◆ Short task:
Reproduce every record below exactly as written, leaving out any pictures.

Data entries
-=-=-

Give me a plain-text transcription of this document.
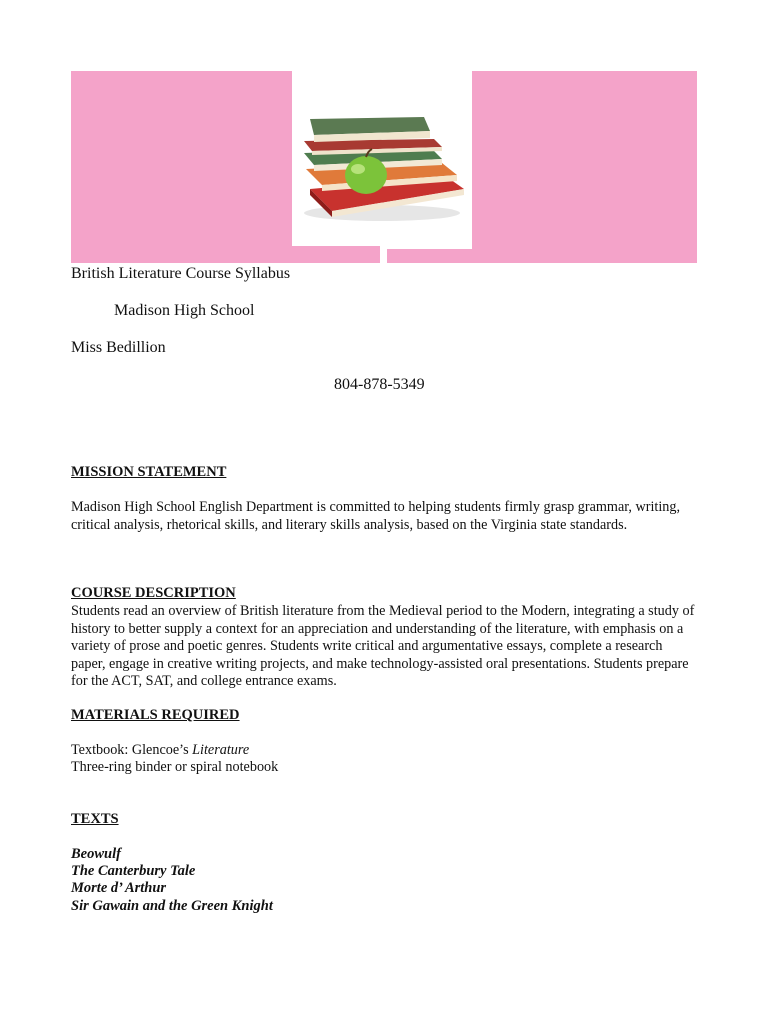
British Literature Course Syllabus
Madison High School
Miss Bedillion
804-878-5349
MISSION STATEMENT
Madison High School English Department is committed to helping students firmly grasp grammar, writing, critical analysis, rhetorical skills, and literary skills analysis, based on the Virginia state standards.
COURSE DESCRIPTION
Students read an overview of British literature from the Medieval period to the Modern, integrating a study of history to better supply a context for an appreciation and understanding of the literature, with emphasis on a variety of prose and poetic genres. Students write critical and argumentative essays, complete a research paper, engage in creative writing projects, and make technology-assisted oral presentations. Students prepare for the ACT, SAT, and college entrance exams.
MATERIALS REQUIRED
Textbook: Glencoe’s Literature
Three-ring binder or spiral notebook
TEXTS
Beowulf
The Canterbury Tale
Morte d’ Arthur
Sir Gawain and the Green Knight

-=-=-

◆ Solution:
Give me a plain-text transcription of this document.
British Literature Course Syllabus
Madison High School
Miss Bedillion
804-878-5349
MISSION STATEMENT
Madison High School English Department is committed to helping students firmly grasp grammar, writing, critical analysis, rhetorical skills, and literary skills analysis, based on the Virginia state standards.
COURSE DESCRIPTION
Students read an overview of British literature from the Medieval period to the Modern, integrating a study of history to better supply a context for an appreciation and understanding of the literature, with emphasis on a variety of prose and poetic genres. Students write critical and argumentative essays, complete a research paper, engage in creative writing projects, and make technology-assisted oral presentations. Students prepare for the ACT, SAT, and college entrance exams.
MATERIALS REQUIRED
Textbook: Glencoe’s Literature
Three-ring binder or spiral notebook
TEXTS
Beowulf
The Canterbury Tale
Morte d’ Arthur
Sir Gawain and the Green Knight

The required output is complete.